[Items from a data source]
- - - - -
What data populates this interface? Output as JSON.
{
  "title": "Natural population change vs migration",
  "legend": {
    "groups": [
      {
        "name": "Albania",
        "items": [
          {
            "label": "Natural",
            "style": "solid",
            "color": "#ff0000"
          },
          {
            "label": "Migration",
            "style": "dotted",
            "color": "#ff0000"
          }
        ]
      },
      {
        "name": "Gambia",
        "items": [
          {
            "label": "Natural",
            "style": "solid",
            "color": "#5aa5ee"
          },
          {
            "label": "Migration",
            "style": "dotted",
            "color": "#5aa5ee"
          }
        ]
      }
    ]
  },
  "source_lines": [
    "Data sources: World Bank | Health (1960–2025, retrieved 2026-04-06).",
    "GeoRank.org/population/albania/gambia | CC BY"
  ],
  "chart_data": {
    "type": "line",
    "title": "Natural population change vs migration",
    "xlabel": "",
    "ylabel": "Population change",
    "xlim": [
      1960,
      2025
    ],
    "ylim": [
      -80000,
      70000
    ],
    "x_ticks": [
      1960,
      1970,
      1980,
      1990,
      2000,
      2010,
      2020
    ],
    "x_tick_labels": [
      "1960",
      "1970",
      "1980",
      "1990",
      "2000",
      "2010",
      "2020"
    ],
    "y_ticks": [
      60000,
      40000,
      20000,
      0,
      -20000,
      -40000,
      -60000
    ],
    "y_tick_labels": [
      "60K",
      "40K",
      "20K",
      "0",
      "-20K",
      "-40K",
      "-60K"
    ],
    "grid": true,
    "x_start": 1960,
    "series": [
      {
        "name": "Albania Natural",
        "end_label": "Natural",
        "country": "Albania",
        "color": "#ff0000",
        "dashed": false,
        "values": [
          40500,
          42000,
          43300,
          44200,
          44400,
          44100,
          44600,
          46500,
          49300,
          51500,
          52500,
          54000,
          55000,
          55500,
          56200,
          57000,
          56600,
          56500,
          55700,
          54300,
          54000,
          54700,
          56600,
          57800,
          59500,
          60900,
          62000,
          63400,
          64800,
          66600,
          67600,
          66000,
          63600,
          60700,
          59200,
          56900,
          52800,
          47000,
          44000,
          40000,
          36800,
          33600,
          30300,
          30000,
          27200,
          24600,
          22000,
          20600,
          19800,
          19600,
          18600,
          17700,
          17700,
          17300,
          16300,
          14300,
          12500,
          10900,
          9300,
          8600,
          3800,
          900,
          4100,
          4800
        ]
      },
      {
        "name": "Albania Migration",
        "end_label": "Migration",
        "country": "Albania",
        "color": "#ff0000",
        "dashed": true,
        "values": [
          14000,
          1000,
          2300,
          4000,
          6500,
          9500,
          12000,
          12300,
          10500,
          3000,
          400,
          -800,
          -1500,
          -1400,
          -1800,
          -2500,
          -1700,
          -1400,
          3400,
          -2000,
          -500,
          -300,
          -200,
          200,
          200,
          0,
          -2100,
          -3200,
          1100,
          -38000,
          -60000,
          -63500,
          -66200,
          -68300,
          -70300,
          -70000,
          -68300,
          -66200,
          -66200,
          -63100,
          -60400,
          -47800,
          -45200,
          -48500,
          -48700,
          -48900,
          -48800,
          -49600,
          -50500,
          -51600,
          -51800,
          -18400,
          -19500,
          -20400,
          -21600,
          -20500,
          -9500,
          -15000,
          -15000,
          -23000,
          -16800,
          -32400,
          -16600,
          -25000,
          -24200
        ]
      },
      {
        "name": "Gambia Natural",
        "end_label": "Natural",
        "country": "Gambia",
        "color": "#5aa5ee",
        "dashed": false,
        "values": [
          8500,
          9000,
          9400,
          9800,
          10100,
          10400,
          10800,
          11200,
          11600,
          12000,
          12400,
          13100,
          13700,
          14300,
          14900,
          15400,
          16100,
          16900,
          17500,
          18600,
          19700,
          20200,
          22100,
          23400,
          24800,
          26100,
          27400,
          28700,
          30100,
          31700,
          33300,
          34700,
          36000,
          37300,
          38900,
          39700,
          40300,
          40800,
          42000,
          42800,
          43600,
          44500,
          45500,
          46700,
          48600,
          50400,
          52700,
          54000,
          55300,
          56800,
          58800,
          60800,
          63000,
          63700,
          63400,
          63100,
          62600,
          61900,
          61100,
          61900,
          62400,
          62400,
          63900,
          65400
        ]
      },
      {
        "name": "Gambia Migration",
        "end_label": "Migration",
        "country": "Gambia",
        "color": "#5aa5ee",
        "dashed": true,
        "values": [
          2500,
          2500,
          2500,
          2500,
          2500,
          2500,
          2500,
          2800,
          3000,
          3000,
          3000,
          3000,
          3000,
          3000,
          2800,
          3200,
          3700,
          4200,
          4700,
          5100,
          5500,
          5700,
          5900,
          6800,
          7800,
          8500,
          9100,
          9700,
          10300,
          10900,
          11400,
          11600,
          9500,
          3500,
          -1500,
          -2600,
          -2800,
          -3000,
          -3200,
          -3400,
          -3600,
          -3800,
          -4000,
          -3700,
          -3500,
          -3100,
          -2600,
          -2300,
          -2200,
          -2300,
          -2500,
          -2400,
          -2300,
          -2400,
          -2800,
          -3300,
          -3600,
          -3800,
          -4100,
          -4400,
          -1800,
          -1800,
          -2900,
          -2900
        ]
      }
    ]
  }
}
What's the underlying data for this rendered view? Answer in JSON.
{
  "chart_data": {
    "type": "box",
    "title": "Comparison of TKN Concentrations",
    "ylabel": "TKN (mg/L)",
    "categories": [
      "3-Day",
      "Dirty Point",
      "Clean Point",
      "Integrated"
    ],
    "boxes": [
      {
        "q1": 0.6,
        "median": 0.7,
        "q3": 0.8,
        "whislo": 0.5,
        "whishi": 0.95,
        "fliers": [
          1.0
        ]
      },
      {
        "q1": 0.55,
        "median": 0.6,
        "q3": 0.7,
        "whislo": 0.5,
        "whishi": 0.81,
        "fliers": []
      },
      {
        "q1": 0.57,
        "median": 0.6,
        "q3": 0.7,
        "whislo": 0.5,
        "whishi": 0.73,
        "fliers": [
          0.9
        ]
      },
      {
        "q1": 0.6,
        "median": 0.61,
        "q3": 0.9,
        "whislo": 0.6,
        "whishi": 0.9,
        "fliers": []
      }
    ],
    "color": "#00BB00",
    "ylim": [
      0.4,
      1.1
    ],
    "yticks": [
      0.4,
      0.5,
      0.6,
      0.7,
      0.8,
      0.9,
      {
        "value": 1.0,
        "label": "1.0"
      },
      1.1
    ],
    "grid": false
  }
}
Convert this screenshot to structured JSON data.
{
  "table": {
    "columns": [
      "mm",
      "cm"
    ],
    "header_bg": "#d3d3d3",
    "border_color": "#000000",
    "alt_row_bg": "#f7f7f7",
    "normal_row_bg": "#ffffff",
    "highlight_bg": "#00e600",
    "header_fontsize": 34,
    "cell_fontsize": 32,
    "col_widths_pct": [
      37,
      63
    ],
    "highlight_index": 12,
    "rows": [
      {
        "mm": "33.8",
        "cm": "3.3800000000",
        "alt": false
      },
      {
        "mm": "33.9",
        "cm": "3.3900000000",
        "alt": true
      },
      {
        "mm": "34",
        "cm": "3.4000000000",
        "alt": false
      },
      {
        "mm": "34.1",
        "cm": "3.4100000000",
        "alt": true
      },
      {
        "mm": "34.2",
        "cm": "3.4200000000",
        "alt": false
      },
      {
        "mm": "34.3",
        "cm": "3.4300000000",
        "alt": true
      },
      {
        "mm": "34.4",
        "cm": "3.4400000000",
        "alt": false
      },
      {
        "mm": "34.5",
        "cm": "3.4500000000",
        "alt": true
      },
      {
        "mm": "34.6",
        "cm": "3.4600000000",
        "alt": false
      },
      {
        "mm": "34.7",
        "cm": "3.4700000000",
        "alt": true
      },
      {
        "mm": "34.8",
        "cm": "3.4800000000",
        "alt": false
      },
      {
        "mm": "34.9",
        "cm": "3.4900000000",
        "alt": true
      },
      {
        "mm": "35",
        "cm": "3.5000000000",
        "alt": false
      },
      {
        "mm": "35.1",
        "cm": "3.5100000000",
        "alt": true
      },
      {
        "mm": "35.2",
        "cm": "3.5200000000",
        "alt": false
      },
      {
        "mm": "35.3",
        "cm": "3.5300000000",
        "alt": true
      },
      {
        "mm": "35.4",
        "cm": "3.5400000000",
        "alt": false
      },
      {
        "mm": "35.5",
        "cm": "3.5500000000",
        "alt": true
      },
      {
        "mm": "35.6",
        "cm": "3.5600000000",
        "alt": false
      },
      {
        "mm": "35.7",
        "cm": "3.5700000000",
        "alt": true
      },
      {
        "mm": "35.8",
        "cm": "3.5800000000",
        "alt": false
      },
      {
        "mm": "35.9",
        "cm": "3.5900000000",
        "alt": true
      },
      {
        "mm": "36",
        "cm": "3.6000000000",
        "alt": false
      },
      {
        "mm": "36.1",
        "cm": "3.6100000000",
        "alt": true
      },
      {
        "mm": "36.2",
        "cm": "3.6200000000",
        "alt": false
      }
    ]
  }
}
- - - - -
** Exercise **
Return each line with "title".

** Answer to the exercise **
  "title": "Natural population change vs migration",
    "title": "Natural population change vs migration",
    "title": "Comparison of TKN Concentrations",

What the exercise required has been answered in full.